** Dataset entries **
-------

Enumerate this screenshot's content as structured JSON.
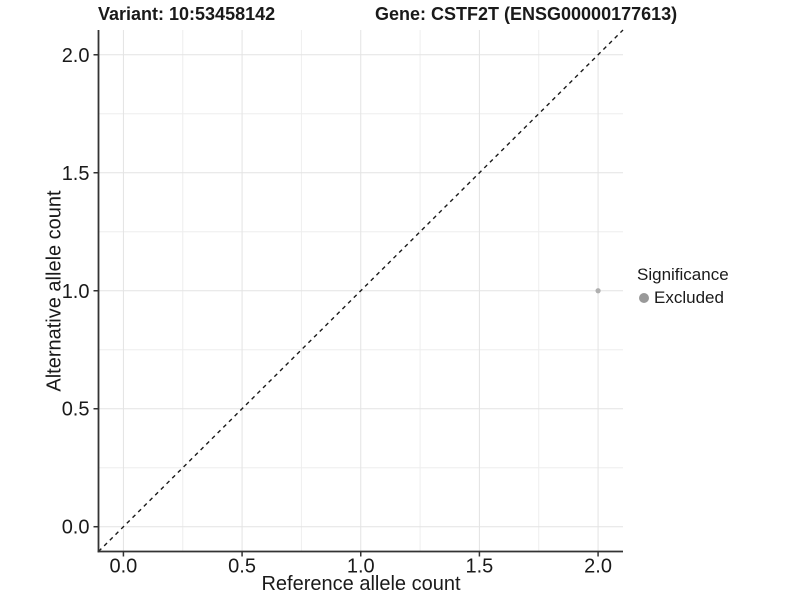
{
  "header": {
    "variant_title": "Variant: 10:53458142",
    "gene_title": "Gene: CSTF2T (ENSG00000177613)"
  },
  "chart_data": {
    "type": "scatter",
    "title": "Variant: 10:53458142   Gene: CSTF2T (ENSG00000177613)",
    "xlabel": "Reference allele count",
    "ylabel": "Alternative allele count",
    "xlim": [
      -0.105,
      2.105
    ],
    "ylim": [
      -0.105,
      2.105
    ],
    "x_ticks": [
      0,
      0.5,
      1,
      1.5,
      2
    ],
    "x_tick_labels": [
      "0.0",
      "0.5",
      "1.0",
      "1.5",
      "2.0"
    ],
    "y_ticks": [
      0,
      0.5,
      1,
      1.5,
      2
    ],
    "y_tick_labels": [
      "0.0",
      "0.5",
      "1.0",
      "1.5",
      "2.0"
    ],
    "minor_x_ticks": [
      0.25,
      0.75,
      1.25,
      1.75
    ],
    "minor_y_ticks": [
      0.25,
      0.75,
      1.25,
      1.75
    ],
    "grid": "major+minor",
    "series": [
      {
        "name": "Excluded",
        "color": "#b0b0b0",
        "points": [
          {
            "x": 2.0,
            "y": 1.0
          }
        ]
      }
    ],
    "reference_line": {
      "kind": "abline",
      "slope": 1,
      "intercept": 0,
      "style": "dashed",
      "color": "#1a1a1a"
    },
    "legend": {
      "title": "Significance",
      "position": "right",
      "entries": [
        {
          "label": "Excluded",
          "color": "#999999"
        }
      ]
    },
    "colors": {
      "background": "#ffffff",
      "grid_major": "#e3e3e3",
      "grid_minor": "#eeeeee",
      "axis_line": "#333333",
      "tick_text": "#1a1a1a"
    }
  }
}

-------

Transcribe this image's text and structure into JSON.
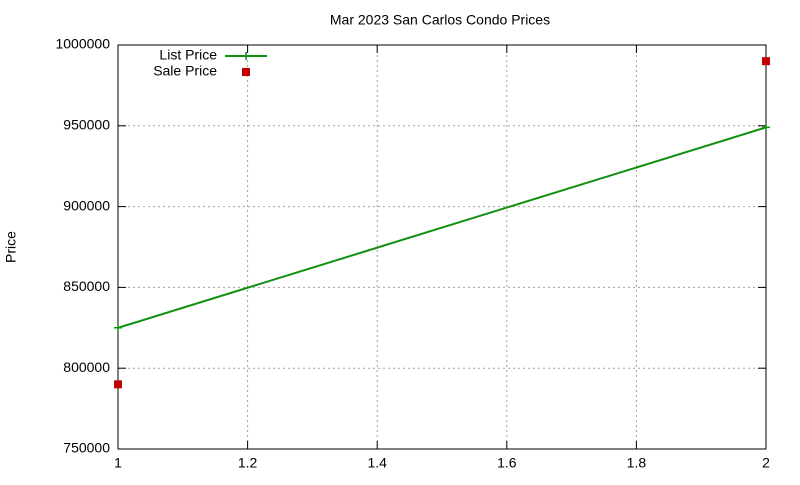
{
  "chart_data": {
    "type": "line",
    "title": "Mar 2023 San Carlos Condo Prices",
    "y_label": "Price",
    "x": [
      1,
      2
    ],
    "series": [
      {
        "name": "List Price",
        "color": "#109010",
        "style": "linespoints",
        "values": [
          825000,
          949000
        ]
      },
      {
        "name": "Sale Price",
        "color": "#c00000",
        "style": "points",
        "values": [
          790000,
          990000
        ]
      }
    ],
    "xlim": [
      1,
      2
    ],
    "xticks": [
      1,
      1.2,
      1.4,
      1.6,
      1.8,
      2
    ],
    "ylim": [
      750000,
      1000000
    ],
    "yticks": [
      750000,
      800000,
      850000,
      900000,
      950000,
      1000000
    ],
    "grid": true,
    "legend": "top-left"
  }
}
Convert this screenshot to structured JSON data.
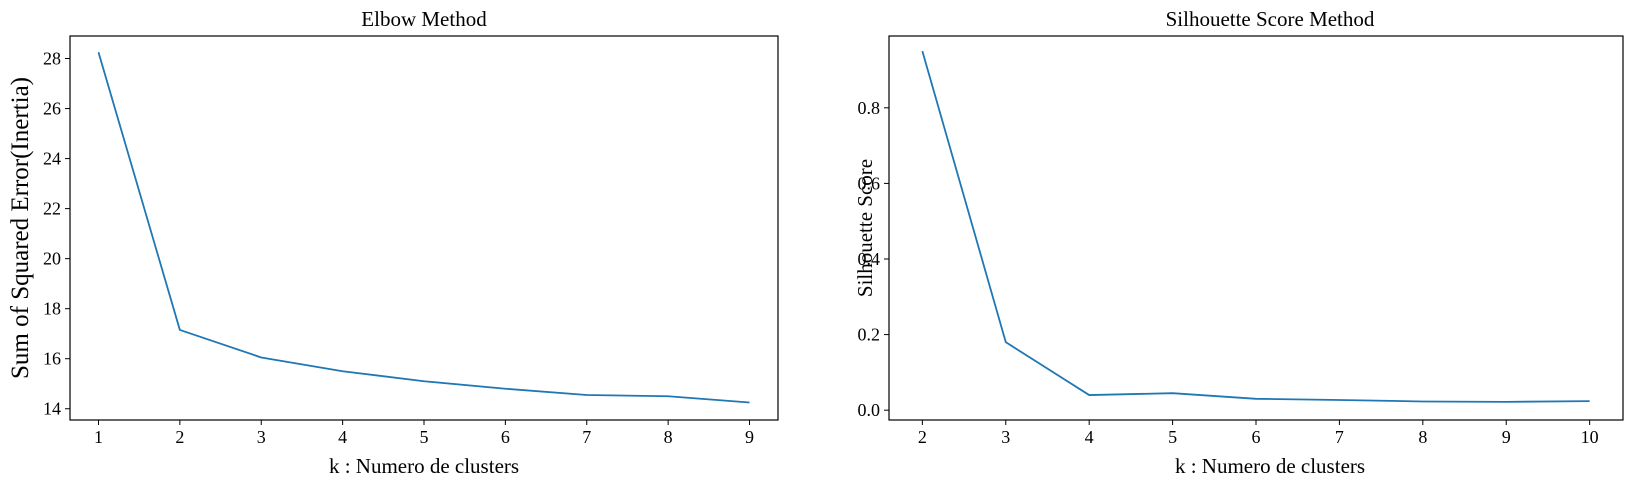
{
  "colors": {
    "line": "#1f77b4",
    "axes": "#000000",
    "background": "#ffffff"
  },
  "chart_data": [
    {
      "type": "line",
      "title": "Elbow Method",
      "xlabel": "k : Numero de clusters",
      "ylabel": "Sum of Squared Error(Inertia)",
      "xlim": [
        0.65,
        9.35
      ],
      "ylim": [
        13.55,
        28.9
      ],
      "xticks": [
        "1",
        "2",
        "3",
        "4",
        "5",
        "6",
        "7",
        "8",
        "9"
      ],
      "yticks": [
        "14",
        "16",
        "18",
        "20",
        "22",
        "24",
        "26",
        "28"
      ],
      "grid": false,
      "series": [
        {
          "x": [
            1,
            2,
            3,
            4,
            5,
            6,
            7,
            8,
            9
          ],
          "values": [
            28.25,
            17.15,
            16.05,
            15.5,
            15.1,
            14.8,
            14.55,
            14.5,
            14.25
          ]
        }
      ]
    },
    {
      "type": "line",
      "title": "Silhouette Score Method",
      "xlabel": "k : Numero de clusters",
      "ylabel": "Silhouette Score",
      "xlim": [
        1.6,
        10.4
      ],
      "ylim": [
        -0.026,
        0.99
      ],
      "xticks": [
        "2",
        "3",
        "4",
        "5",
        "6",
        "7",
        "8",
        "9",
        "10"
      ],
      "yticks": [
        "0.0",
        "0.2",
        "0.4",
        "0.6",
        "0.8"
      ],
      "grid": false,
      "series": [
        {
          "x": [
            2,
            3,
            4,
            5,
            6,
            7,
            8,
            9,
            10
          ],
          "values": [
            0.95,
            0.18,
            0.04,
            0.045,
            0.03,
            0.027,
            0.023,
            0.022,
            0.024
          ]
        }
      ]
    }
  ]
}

-------

Select all lines with the word "screenshot" from the entries above.

Enumerate this screenshot's content as structured JSON.
Convert this screenshot to structured JSON data.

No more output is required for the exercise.